• [What the exercise asks]
Please substitute "interface element" for "UI component" throughout the lines below, keeping everything else the same and leaving the pictures out.

::: Task data :::

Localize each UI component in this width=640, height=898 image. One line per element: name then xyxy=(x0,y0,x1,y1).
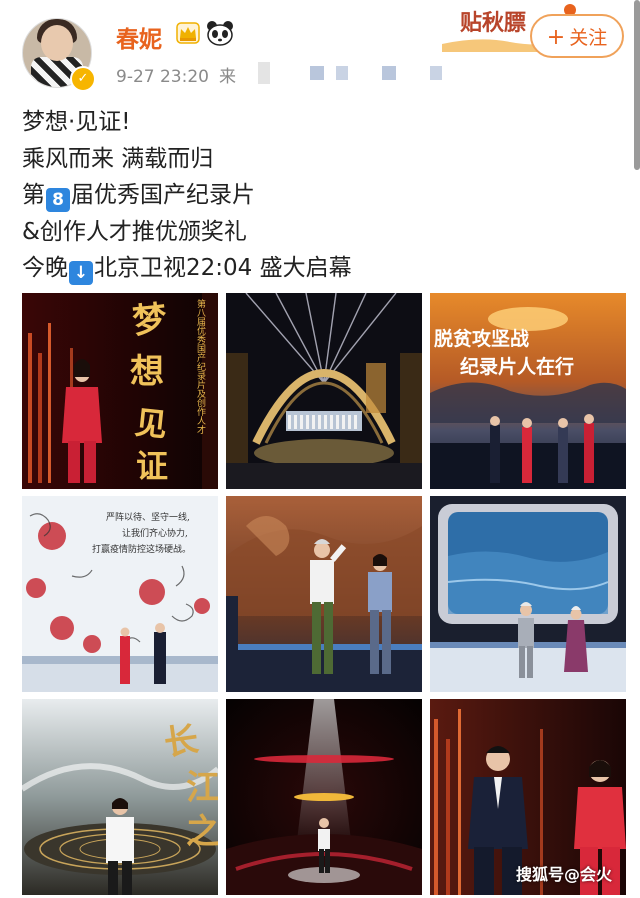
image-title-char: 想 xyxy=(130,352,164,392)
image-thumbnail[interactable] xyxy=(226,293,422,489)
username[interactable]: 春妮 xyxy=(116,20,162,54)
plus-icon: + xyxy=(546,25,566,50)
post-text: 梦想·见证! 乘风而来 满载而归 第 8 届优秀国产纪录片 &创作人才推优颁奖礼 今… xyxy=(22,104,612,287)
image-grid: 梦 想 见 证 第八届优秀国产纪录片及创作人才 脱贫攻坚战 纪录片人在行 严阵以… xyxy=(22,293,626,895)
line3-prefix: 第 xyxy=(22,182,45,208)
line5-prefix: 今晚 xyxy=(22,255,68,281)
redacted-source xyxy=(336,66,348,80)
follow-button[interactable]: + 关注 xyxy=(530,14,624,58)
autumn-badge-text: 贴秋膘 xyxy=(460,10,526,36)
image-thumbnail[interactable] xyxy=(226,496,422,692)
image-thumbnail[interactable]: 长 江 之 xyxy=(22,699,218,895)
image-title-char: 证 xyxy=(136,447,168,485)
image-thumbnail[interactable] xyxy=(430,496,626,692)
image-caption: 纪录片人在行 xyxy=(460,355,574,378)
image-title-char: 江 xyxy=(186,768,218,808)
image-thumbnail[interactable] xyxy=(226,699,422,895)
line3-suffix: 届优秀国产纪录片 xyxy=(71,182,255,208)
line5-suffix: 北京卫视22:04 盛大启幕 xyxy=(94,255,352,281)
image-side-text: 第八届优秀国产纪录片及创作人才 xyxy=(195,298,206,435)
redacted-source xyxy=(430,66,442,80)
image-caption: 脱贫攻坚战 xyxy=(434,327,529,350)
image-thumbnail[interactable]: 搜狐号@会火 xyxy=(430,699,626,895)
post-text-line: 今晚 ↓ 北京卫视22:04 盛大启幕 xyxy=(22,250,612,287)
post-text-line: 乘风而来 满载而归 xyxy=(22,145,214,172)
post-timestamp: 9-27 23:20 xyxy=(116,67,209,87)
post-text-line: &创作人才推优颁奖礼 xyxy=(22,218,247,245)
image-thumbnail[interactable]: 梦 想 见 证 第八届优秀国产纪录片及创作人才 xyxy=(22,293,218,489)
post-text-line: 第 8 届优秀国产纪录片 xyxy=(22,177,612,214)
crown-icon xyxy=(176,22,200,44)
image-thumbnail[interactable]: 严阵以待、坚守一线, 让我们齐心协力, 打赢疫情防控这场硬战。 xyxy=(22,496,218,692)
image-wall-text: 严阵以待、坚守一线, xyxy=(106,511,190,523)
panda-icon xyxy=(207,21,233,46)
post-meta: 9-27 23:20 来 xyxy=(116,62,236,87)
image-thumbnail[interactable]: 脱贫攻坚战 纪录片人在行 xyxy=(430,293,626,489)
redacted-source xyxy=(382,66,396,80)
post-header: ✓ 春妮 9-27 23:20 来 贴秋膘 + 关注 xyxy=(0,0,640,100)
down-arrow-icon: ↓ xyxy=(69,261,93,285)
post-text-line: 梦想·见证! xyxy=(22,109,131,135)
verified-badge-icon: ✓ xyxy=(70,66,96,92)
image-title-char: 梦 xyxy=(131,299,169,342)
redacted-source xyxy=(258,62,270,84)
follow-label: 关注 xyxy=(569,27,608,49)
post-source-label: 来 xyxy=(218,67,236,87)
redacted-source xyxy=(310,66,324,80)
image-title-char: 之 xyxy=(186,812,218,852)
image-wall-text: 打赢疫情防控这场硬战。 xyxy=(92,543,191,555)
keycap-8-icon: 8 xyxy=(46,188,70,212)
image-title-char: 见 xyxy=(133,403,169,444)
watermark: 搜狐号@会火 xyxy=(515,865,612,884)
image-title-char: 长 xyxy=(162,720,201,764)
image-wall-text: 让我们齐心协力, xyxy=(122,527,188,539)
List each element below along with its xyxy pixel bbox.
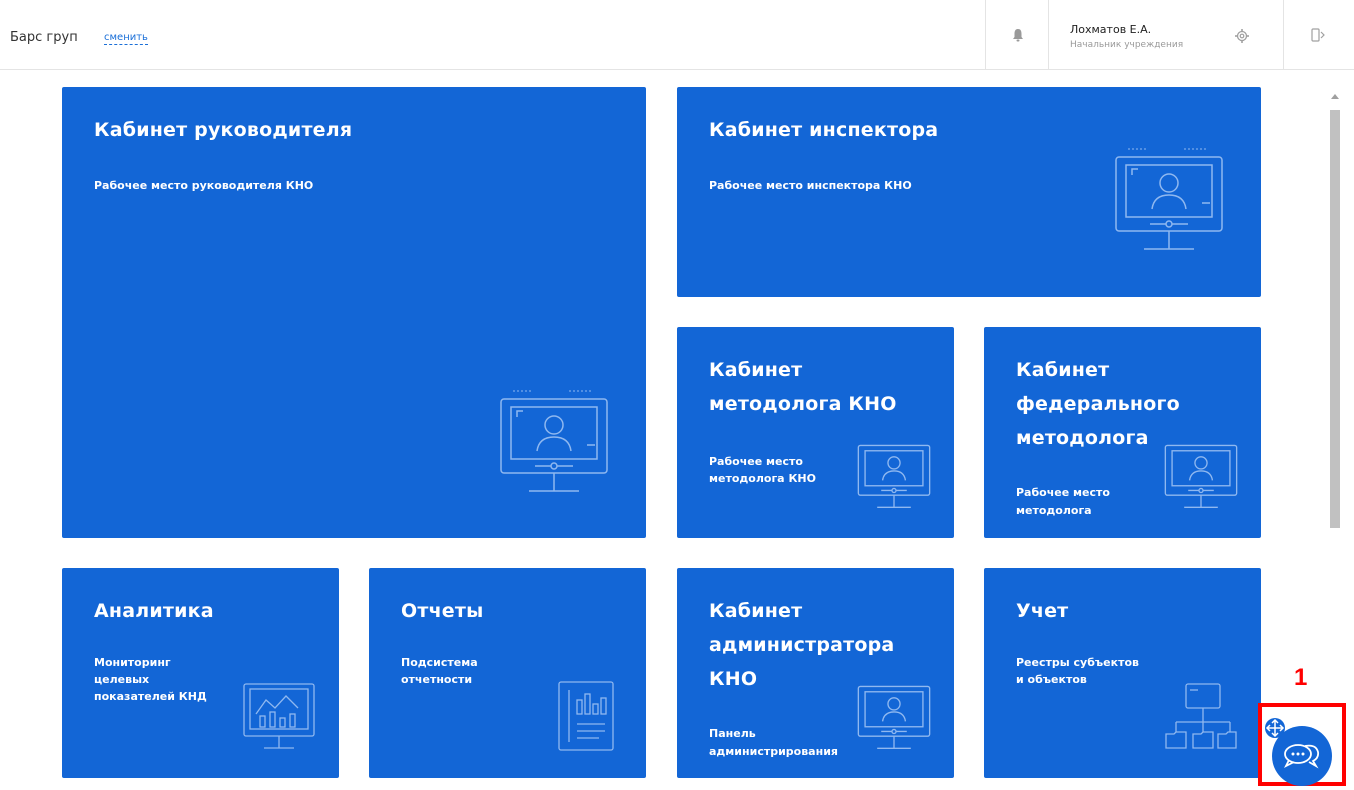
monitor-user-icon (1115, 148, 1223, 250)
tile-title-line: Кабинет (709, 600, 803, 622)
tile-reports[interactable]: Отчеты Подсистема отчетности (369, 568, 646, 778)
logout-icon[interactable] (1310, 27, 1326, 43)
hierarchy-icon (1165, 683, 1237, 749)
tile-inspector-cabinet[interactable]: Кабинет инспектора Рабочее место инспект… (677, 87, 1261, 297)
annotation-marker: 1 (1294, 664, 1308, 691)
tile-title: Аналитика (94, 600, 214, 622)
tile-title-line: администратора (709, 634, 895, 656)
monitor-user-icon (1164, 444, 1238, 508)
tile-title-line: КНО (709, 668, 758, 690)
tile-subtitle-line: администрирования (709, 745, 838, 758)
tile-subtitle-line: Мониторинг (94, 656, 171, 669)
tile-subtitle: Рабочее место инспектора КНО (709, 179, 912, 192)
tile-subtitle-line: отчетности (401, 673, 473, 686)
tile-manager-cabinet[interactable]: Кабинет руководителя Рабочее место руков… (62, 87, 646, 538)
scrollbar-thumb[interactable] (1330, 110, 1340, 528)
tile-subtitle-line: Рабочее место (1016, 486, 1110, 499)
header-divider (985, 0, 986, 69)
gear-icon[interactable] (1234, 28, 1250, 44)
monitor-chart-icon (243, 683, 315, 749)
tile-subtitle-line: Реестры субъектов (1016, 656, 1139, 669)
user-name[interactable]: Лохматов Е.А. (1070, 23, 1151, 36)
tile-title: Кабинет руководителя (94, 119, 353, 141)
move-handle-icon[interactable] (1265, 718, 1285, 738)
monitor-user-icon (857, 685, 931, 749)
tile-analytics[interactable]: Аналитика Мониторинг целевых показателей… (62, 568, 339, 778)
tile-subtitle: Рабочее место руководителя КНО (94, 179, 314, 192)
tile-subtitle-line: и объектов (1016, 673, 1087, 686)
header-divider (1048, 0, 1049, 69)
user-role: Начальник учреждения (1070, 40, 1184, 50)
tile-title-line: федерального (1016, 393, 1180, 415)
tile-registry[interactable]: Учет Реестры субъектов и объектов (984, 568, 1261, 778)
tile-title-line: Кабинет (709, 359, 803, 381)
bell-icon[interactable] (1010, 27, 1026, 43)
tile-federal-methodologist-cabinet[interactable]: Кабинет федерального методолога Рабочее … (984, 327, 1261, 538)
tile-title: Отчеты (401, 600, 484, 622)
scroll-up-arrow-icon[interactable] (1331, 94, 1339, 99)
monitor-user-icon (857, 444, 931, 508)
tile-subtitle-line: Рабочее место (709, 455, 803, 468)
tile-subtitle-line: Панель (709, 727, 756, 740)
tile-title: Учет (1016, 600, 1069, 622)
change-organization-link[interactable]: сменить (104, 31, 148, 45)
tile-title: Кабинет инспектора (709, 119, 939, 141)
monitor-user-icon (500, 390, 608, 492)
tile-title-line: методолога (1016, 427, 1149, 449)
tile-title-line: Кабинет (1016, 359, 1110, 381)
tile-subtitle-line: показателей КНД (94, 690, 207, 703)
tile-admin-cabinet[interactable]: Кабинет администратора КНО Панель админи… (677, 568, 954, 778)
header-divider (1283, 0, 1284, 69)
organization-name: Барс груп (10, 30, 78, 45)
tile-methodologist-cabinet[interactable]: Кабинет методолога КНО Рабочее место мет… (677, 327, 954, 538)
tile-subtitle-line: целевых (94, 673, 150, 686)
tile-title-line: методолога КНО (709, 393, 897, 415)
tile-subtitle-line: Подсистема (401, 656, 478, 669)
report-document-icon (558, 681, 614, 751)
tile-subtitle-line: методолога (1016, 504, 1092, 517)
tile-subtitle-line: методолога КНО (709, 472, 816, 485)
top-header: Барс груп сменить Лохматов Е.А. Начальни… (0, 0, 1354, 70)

:::

• [In response]
Localize each interface element in this width=640, height=898 image. One line per element: name then xyxy=(x0,y0,x1,y1).
image-title-char: 想 xyxy=(130,352,164,392)
image-thumbnail[interactable] xyxy=(226,293,422,489)
username[interactable]: 春妮 xyxy=(116,20,162,54)
plus-icon: + xyxy=(546,25,566,50)
post-text: 梦想·见证! 乘风而来 满载而归 第 8 届优秀国产纪录片 &创作人才推优颁奖礼 今… xyxy=(22,104,612,287)
image-grid: 梦 想 见 证 第八届优秀国产纪录片及创作人才 脱贫攻坚战 纪录片人在行 严阵以… xyxy=(22,293,626,895)
line3-prefix: 第 xyxy=(22,182,45,208)
line5-prefix: 今晚 xyxy=(22,255,68,281)
redacted-source xyxy=(336,66,348,80)
follow-button[interactable]: + 关注 xyxy=(530,14,624,58)
autumn-badge-text: 贴秋膘 xyxy=(460,10,526,36)
image-thumbnail[interactable] xyxy=(226,496,422,692)
image-thumbnail[interactable]: 长 江 之 xyxy=(22,699,218,895)
image-title-char: 证 xyxy=(136,447,168,485)
image-thumbnail[interactable] xyxy=(430,496,626,692)
image-caption: 纪录片人在行 xyxy=(460,355,574,378)
image-title-char: 江 xyxy=(186,768,218,808)
image-thumbnail[interactable] xyxy=(226,699,422,895)
line3-suffix: 届优秀国产纪录片 xyxy=(71,182,255,208)
line5-suffix: 北京卫视22:04 盛大启幕 xyxy=(94,255,352,281)
image-side-text: 第八届优秀国产纪录片及创作人才 xyxy=(195,298,206,435)
redacted-source xyxy=(430,66,442,80)
image-caption: 脱贫攻坚战 xyxy=(434,327,529,350)
image-thumbnail[interactable]: 搜狐号@会火 xyxy=(430,699,626,895)
post-text-line: 今晚 ↓ 北京卫视22:04 盛大启幕 xyxy=(22,250,612,287)
post-text-line: 乘风而来 满载而归 xyxy=(22,145,214,172)
post-timestamp: 9-27 23:20 xyxy=(116,67,209,87)
post-text-line: &创作人才推优颁奖礼 xyxy=(22,218,247,245)
image-thumbnail[interactable]: 梦 想 见 证 第八届优秀国产纪录片及创作人才 xyxy=(22,293,218,489)
post-text-line: 第 8 届优秀国产纪录片 xyxy=(22,177,612,214)
crown-icon xyxy=(176,22,200,44)
image-thumbnail[interactable]: 严阵以待、坚守一线, 让我们齐心协力, 打赢疫情防控这场硬战。 xyxy=(22,496,218,692)
image-wall-text: 严阵以待、坚守一线, xyxy=(106,511,190,523)
panda-icon xyxy=(207,21,233,46)
post-meta: 9-27 23:20 来 xyxy=(116,62,236,87)
image-thumbnail[interactable]: 脱贫攻坚战 纪录片人在行 xyxy=(430,293,626,489)
redacted-source xyxy=(382,66,396,80)
post-header: ✓ 春妮 9-27 23:20 来 贴秋膘 + 关注 xyxy=(0,0,640,100)
down-arrow-icon: ↓ xyxy=(69,261,93,285)
post-text-line: 梦想·见证! xyxy=(22,109,131,135)
verified-badge-icon: ✓ xyxy=(70,66,96,92)
image-title-char: 梦 xyxy=(131,299,169,342)
redacted-source xyxy=(258,62,270,84)
follow-label: 关注 xyxy=(569,27,608,49)
post-source-label: 来 xyxy=(218,67,236,87)
redacted-source xyxy=(310,66,324,80)
image-title-char: 之 xyxy=(186,812,218,852)
image-wall-text: 打赢疫情防控这场硬战。 xyxy=(92,543,191,555)
keycap-8-icon: 8 xyxy=(46,188,70,212)
image-title-char: 见 xyxy=(133,403,169,444)
watermark: 搜狐号@会火 xyxy=(515,865,612,884)
image-title-char: 长 xyxy=(162,720,201,764)
image-wall-text: 让我们齐心协力, xyxy=(122,527,188,539)
List each element below along with its xyxy pixel bbox.
monitor-user-icon (1115, 148, 1223, 250)
tile-title-line: Кабинет (709, 600, 803, 622)
tile-reports[interactable]: Отчеты Подсистема отчетности (369, 568, 646, 778)
logout-icon[interactable] (1310, 27, 1326, 43)
hierarchy-icon (1165, 683, 1237, 749)
tile-inspector-cabinet[interactable]: Кабинет инспектора Рабочее место инспект… (677, 87, 1261, 297)
annotation-marker: 1 (1294, 664, 1308, 691)
tile-title: Аналитика (94, 600, 214, 622)
tile-title-line: администратора (709, 634, 895, 656)
monitor-user-icon (1164, 444, 1238, 508)
tile-title-line: КНО (709, 668, 758, 690)
tile-subtitle-line: администрирования (709, 745, 838, 758)
tile-subtitle-line: Мониторинг (94, 656, 171, 669)
tile-subtitle: Рабочее место инспектора КНО (709, 179, 912, 192)
tile-subtitle-line: отчетности (401, 673, 473, 686)
tile-manager-cabinet[interactable]: Кабинет руководителя Рабочее место руков… (62, 87, 646, 538)
scrollbar-thumb[interactable] (1330, 110, 1340, 528)
tile-subtitle-line: Рабочее место (1016, 486, 1110, 499)
header-divider (985, 0, 986, 69)
gear-icon[interactable] (1234, 28, 1250, 44)
monitor-chart-icon (243, 683, 315, 749)
tile-subtitle-line: Реестры субъектов (1016, 656, 1139, 669)
user-name[interactable]: Лохматов Е.А. (1070, 23, 1151, 36)
tile-title: Кабинет руководителя (94, 119, 353, 141)
move-handle-icon[interactable] (1265, 718, 1285, 738)
monitor-user-icon (857, 685, 931, 749)
tile-analytics[interactable]: Аналитика Мониторинг целевых показателей… (62, 568, 339, 778)
tile-subtitle: Рабочее место руководителя КНО (94, 179, 314, 192)
tile-subtitle-line: и объектов (1016, 673, 1087, 686)
header-divider (1048, 0, 1049, 69)
user-role: Начальник учреждения (1070, 40, 1184, 50)
tile-title-line: федерального (1016, 393, 1180, 415)
tile-registry[interactable]: Учет Реестры субъектов и объектов (984, 568, 1261, 778)
tile-title-line: Кабинет (709, 359, 803, 381)
bell-icon[interactable] (1010, 27, 1026, 43)
tile-federal-methodologist-cabinet[interactable]: Кабинет федерального методолога Рабочее … (984, 327, 1261, 538)
tile-title: Отчеты (401, 600, 484, 622)
scroll-up-arrow-icon[interactable] (1331, 94, 1339, 99)
monitor-user-icon (857, 444, 931, 508)
tile-subtitle-line: Рабочее место (709, 455, 803, 468)
tile-subtitle-line: Панель (709, 727, 756, 740)
tile-title: Учет (1016, 600, 1069, 622)
change-organization-link[interactable]: сменить (104, 31, 148, 45)
tile-title: Кабинет инспектора (709, 119, 939, 141)
monitor-user-icon (500, 390, 608, 492)
tile-title-line: методолога (1016, 427, 1149, 449)
tile-title-line: Кабинет (1016, 359, 1110, 381)
tile-subtitle-line: показателей КНД (94, 690, 207, 703)
tile-admin-cabinet[interactable]: Кабинет администратора КНО Панель админи… (677, 568, 954, 778)
header-divider (1283, 0, 1284, 69)
organization-name: Барс груп (10, 30, 78, 45)
tile-methodologist-cabinet[interactable]: Кабинет методолога КНО Рабочее место мет… (677, 327, 954, 538)
tile-subtitle-line: целевых (94, 673, 150, 686)
tile-title-line: методолога КНО (709, 393, 897, 415)
tile-subtitle-line: Подсистема (401, 656, 478, 669)
report-document-icon (558, 681, 614, 751)
tile-subtitle-line: методолога (1016, 504, 1092, 517)
tile-subtitle-line: методолога КНО (709, 472, 816, 485)
top-header: Барс груп сменить Лохматов Е.А. Начальни… (0, 0, 1354, 70)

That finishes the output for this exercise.